## DIRECTIVE
Copy out all of the material, matching it word for word.

## EXTRACTED INFORMATION
-=-=-

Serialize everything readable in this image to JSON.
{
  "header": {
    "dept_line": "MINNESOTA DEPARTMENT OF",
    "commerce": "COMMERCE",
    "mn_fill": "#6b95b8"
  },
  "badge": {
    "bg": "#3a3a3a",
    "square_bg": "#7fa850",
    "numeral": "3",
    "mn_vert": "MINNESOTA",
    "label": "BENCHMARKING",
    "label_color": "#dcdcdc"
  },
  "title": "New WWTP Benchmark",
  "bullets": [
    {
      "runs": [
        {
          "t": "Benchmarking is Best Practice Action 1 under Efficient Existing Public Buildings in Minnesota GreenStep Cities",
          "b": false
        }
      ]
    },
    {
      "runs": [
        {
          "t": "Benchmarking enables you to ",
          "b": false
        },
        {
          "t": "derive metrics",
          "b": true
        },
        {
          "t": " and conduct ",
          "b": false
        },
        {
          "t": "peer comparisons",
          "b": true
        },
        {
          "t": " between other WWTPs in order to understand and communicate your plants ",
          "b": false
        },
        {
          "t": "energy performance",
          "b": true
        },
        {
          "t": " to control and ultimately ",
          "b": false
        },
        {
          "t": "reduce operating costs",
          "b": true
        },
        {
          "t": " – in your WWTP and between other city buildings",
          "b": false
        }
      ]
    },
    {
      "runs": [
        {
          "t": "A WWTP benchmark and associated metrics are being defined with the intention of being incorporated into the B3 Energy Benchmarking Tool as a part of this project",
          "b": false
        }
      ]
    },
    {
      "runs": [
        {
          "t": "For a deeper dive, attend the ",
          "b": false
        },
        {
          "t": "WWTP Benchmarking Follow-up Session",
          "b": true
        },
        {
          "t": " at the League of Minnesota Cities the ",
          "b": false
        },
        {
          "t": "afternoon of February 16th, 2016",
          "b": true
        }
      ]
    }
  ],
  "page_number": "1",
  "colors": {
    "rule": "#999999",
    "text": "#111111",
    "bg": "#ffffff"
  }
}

-=-=-

## ANSWER IN FULL
Serialize everything readable in this image to JSON.
{
  "header": {
    "dept_line": "MINNESOTA DEPARTMENT OF",
    "commerce": "COMMERCE",
    "mn_fill": "#6b95b8"
  },
  "badge": {
    "bg": "#3a3a3a",
    "square_bg": "#7fa850",
    "numeral": "3",
    "mn_vert": "MINNESOTA",
    "label": "BENCHMARKING",
    "label_color": "#dcdcdc"
  },
  "title": "New WWTP Benchmark",
  "bullets": [
    {
      "runs": [
        {
          "t": "Benchmarking is Best Practice Action 1 under Efficient Existing Public Buildings in Minnesota GreenStep Cities",
          "b": false
        }
      ]
    },
    {
      "runs": [
        {
          "t": "Benchmarking enables you to ",
          "b": false
        },
        {
          "t": "derive metrics",
          "b": true
        },
        {
          "t": " and conduct ",
          "b": false
        },
        {
          "t": "peer comparisons",
          "b": true
        },
        {
          "t": " between other WWTPs in order to understand and communicate your plants ",
          "b": false
        },
        {
          "t": "energy performance",
          "b": true
        },
        {
          "t": " to control and ultimately ",
          "b": false
        },
        {
          "t": "reduce operating costs",
          "b": true
        },
        {
          "t": " – in your WWTP and between other city buildings",
          "b": false
        }
      ]
    },
    {
      "runs": [
        {
          "t": "A WWTP benchmark and associated metrics are being defined with the intention of being incorporated into the B3 Energy Benchmarking Tool as a part of this project",
          "b": false
        }
      ]
    },
    {
      "runs": [
        {
          "t": "For a deeper dive, attend the ",
          "b": false
        },
        {
          "t": "WWTP Benchmarking Follow-up Session",
          "b": true
        },
        {
          "t": " at the League of Minnesota Cities the ",
          "b": false
        },
        {
          "t": "afternoon of February 16th, 2016",
          "b": true
        }
      ]
    }
  ],
  "page_number": "1",
  "colors": {
    "rule": "#999999",
    "text": "#111111",
    "bg": "#ffffff"
  }
}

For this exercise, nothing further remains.